In the entries below, find every line with "tire" and copy it.

## begin Exercise inputs

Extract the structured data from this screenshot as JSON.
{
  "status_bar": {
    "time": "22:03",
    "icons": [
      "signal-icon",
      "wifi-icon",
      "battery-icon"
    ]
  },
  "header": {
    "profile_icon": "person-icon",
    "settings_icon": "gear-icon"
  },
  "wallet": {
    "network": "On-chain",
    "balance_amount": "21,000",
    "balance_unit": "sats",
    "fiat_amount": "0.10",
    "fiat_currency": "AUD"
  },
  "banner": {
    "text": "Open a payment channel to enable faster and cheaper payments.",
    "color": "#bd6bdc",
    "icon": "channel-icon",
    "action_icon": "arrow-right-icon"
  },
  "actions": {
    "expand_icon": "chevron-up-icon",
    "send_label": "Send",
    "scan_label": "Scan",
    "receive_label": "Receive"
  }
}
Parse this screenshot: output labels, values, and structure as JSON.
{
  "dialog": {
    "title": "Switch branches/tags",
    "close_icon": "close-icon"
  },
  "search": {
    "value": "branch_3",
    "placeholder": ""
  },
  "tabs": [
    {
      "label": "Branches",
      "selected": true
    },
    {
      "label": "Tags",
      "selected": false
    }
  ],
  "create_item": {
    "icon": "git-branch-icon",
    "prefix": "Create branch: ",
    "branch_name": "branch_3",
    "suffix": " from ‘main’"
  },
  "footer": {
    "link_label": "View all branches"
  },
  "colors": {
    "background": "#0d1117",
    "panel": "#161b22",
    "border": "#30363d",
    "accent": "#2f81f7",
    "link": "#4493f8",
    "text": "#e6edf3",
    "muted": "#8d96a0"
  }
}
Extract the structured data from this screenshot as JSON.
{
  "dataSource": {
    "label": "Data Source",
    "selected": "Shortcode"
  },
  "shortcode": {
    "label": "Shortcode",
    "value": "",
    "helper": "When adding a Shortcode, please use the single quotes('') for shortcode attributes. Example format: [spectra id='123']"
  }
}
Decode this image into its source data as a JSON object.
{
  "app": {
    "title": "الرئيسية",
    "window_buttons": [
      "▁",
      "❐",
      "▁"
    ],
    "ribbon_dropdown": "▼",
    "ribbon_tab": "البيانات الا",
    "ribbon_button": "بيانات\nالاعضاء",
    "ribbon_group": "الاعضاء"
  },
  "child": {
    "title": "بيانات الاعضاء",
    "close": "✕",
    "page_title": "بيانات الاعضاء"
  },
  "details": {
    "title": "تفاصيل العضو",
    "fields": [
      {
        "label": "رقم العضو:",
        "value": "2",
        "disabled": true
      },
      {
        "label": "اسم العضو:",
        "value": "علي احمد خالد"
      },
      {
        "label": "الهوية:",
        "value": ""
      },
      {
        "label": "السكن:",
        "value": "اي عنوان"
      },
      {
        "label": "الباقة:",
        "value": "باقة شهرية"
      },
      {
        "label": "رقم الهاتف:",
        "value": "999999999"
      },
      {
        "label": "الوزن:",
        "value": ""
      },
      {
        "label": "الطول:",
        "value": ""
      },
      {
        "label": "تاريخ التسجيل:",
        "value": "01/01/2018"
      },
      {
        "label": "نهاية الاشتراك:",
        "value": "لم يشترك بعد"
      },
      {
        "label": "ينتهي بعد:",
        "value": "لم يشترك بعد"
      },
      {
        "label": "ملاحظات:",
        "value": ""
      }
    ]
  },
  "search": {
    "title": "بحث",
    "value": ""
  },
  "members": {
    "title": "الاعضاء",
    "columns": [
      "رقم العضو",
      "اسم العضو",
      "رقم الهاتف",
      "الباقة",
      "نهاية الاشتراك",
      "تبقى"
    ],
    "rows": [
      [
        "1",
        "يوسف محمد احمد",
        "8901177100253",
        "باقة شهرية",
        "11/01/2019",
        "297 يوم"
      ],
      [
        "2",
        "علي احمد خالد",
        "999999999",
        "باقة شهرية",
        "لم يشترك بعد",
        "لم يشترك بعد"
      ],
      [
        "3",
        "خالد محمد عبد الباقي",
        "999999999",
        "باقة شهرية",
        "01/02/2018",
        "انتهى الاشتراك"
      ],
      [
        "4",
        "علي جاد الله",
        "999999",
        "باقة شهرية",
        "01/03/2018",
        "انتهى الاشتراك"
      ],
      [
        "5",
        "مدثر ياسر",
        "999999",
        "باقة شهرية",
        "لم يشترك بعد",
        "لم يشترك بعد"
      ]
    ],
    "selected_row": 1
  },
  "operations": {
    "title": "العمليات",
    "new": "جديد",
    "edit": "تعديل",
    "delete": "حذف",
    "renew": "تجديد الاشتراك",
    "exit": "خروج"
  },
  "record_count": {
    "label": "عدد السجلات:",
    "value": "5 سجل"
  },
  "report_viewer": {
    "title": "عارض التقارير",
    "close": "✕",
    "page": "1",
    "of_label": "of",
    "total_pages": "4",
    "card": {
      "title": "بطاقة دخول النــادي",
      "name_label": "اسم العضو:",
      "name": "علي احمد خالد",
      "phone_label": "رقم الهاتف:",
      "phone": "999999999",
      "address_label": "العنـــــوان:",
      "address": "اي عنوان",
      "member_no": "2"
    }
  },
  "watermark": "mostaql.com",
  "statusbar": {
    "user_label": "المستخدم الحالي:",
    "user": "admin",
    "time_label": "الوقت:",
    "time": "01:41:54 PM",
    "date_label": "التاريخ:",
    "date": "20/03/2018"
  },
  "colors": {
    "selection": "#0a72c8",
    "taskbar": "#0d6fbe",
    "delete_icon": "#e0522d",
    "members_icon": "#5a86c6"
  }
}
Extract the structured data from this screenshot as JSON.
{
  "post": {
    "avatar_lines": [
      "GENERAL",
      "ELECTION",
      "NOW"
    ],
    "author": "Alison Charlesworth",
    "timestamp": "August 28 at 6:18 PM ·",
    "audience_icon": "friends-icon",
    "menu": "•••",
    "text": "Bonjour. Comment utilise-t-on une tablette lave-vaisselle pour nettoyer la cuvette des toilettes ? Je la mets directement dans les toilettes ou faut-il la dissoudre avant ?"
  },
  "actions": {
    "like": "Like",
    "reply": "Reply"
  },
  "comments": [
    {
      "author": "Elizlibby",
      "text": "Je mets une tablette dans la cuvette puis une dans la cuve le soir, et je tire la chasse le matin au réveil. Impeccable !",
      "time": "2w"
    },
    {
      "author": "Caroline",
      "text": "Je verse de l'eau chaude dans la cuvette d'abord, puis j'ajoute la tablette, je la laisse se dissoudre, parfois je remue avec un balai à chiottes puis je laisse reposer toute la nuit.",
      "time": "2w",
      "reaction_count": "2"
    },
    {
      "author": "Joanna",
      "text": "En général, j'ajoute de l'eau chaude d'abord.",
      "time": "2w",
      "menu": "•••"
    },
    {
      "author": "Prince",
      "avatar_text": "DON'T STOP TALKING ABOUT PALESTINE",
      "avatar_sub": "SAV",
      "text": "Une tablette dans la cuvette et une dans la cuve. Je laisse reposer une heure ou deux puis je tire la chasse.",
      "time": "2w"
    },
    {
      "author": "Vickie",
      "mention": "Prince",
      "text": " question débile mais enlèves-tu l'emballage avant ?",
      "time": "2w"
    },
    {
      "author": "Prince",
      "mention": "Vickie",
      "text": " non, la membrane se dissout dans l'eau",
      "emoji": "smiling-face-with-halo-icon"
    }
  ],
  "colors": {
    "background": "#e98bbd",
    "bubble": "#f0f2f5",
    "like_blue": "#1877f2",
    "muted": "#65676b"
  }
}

## end Exercise inputs

■ **The reply**:
      "text": "Je mets une tablette dans la cuvette puis une dans la cuve le soir, et je tire la chasse le matin au réveil. Impeccable !",
      "text": "Une tablette dans la cuvette et une dans la cuve. Je laisse reposer une heure ou deux puis je tire la chasse.",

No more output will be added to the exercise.